What the task requires:
Note each line of the listing that contains the string "Steuerausfälle", and copy it.

Dataset extract:
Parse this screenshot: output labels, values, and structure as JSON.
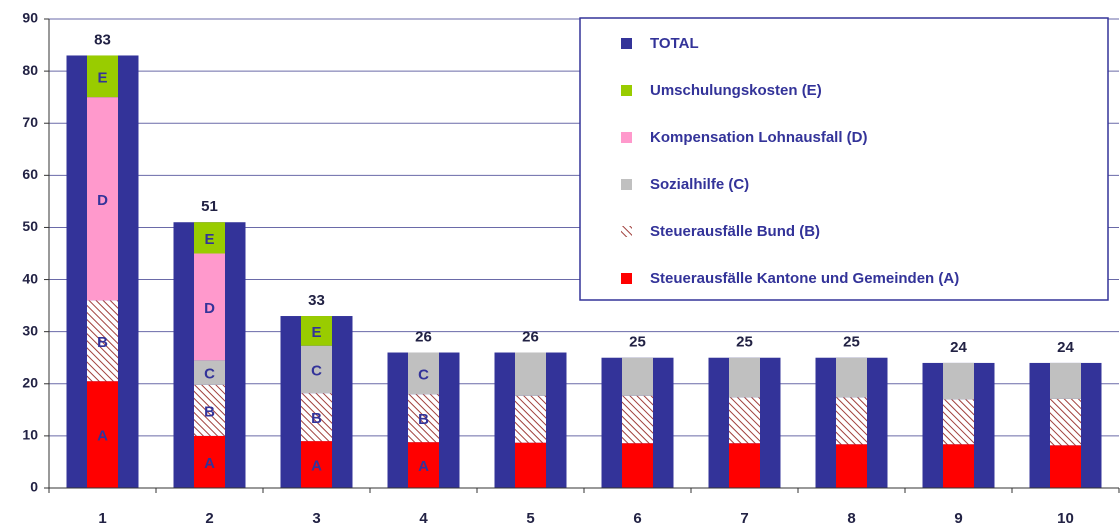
{
  "chart_data": {
    "type": "stacked_bar_with_total",
    "categories": [
      "1",
      "2",
      "3",
      "4",
      "5",
      "6",
      "7",
      "8",
      "9",
      "10"
    ],
    "total": {
      "name": "TOTAL",
      "color": "#333399",
      "values": [
        83,
        51,
        33,
        26,
        26,
        25,
        25,
        25,
        24,
        24
      ]
    },
    "series": [
      {
        "name": "Steuerausfälle Kantone und Gemeinden (A)",
        "color": "#ff0000",
        "hatch": false,
        "values": [
          20.5,
          10,
          9,
          8.8,
          8.7,
          8.6,
          8.6,
          8.4,
          8.4,
          8.2
        ],
        "segment_labels": [
          "A",
          "A",
          "A",
          "A",
          null,
          null,
          null,
          null,
          null,
          null
        ]
      },
      {
        "name": "Steuerausfälle Bund (B)",
        "color": "#a0403c",
        "hatch": true,
        "values": [
          15.5,
          9.8,
          9.2,
          9.2,
          9,
          9.1,
          8.8,
          9,
          8.6,
          8.9
        ],
        "segment_labels": [
          "B",
          "B",
          "B",
          "B",
          null,
          null,
          null,
          null,
          null,
          null
        ]
      },
      {
        "name": "Sozialhilfe (C)",
        "color": "#c0c0c0",
        "hatch": false,
        "values": [
          0,
          4.7,
          9.1,
          8,
          8.3,
          7.3,
          7.6,
          7.6,
          7,
          6.9
        ],
        "segment_labels": [
          null,
          "C",
          "C",
          "C",
          null,
          null,
          null,
          null,
          null,
          null
        ]
      },
      {
        "name": "Kompensation Lohnausfall (D)",
        "color": "#ff99cc",
        "hatch": false,
        "values": [
          39,
          20.5,
          0,
          0,
          0,
          0,
          0,
          0,
          0,
          0
        ],
        "segment_labels": [
          "D",
          "D",
          null,
          null,
          null,
          null,
          null,
          null,
          null,
          null
        ]
      },
      {
        "name": "Umschulungskosten (E)",
        "color": "#99cc00",
        "hatch": false,
        "values": [
          8,
          6,
          5.7,
          0,
          0,
          0,
          0,
          0,
          0,
          0
        ],
        "segment_labels": [
          "E",
          "E",
          "E",
          null,
          null,
          null,
          null,
          null,
          null,
          null
        ]
      }
    ],
    "ylim": [
      0,
      90
    ],
    "yticks": [
      0,
      10,
      20,
      30,
      40,
      50,
      60,
      70,
      80,
      90
    ],
    "grid": true,
    "legend": "top-right"
  }
}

Full response:
        "name": "Steuerausfälle Kantone und Gemeinden (A)",
        "name": "Steuerausfälle Bund (B)",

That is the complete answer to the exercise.